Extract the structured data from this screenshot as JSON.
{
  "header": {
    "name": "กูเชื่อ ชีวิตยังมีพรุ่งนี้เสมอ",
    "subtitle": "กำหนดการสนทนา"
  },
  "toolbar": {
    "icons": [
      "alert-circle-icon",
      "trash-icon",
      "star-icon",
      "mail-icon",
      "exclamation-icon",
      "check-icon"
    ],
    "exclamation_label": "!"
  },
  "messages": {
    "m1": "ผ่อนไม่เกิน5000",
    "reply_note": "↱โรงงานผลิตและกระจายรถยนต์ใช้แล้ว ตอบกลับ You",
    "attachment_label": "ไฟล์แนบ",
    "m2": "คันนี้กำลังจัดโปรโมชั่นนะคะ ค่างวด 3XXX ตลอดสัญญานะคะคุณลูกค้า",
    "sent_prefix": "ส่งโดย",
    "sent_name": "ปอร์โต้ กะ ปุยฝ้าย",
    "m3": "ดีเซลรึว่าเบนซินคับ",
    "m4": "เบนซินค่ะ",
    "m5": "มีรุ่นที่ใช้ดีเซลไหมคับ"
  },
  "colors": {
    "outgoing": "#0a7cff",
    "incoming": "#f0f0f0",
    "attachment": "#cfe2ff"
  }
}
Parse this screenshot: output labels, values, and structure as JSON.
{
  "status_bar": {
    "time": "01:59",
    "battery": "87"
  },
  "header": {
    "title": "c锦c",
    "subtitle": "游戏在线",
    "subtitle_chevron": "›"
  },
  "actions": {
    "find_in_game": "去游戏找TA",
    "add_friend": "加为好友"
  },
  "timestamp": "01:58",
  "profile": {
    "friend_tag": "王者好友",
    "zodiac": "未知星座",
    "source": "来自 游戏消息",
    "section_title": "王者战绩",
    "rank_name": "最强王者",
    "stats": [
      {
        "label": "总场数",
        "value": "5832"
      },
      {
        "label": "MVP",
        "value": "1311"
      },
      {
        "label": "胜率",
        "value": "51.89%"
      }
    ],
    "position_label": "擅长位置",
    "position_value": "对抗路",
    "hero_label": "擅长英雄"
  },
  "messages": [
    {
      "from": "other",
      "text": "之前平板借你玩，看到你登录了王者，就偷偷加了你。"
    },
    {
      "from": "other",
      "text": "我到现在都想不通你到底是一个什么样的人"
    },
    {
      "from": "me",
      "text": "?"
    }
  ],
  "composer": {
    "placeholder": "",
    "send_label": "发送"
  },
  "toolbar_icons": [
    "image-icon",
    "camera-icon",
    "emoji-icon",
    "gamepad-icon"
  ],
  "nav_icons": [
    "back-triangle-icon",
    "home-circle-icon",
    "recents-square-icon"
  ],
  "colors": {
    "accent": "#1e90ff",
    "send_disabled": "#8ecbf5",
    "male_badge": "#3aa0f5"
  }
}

[OBJECTIVE]: From the entries above, select each line containing the string "this".

[EXPECTED ANSWER]:
Extract the structured data from this screenshot as JSON.
Parse this screenshot: output labels, values, and structure as JSON.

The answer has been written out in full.